**TASK DESCRIPTION**. Reproduce the records below exactly as given.

(Figure data in JSON)
▼▼▼

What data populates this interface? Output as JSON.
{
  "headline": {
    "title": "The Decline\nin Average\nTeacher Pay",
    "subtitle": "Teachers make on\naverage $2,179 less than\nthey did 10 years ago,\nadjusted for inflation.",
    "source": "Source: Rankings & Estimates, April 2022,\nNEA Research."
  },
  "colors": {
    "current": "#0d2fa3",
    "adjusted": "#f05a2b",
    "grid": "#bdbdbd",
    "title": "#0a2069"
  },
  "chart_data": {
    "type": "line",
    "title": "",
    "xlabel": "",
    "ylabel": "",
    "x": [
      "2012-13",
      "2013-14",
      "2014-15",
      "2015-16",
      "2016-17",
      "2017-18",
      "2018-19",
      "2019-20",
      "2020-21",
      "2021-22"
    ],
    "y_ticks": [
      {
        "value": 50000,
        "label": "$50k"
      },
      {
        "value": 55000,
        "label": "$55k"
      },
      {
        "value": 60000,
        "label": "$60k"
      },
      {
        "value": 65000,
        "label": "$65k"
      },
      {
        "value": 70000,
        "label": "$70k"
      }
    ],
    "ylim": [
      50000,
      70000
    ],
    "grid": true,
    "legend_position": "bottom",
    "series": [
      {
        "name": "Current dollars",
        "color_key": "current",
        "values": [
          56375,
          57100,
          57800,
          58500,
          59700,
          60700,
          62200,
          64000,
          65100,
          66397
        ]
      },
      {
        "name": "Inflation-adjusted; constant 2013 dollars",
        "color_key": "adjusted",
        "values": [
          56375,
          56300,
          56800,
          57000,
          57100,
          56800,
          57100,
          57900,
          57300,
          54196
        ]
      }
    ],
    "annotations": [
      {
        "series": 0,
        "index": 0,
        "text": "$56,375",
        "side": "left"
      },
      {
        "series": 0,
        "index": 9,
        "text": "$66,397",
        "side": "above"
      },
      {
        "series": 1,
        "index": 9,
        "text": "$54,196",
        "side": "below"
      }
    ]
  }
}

▲▲▲

**EXERCISE RESPONSE**.
What data populates this interface? Output as JSON.
{
  "headline": {
    "title": "The Decline\nin Average\nTeacher Pay",
    "subtitle": "Teachers make on\naverage $2,179 less than\nthey did 10 years ago,\nadjusted for inflation.",
    "source": "Source: Rankings & Estimates, April 2022,\nNEA Research."
  },
  "colors": {
    "current": "#0d2fa3",
    "adjusted": "#f05a2b",
    "grid": "#bdbdbd",
    "title": "#0a2069"
  },
  "chart_data": {
    "type": "line",
    "title": "",
    "xlabel": "",
    "ylabel": "",
    "x": [
      "2012-13",
      "2013-14",
      "2014-15",
      "2015-16",
      "2016-17",
      "2017-18",
      "2018-19",
      "2019-20",
      "2020-21",
      "2021-22"
    ],
    "y_ticks": [
      {
        "value": 50000,
        "label": "$50k"
      },
      {
        "value": 55000,
        "label": "$55k"
      },
      {
        "value": 60000,
        "label": "$60k"
      },
      {
        "value": 65000,
        "label": "$65k"
      },
      {
        "value": 70000,
        "label": "$70k"
      }
    ],
    "ylim": [
      50000,
      70000
    ],
    "grid": true,
    "legend_position": "bottom",
    "series": [
      {
        "name": "Current dollars",
        "color_key": "current",
        "values": [
          56375,
          57100,
          57800,
          58500,
          59700,
          60700,
          62200,
          64000,
          65100,
          66397
        ]
      },
      {
        "name": "Inflation-adjusted; constant 2013 dollars",
        "color_key": "adjusted",
        "values": [
          56375,
          56300,
          56800,
          57000,
          57100,
          56800,
          57100,
          57900,
          57300,
          54196
        ]
      }
    ],
    "annotations": [
      {
        "series": 0,
        "index": 0,
        "text": "$56,375",
        "side": "left"
      },
      {
        "series": 0,
        "index": 9,
        "text": "$66,397",
        "side": "above"
      },
      {
        "series": 1,
        "index": 9,
        "text": "$54,196",
        "side": "below"
      }
    ]
  }
}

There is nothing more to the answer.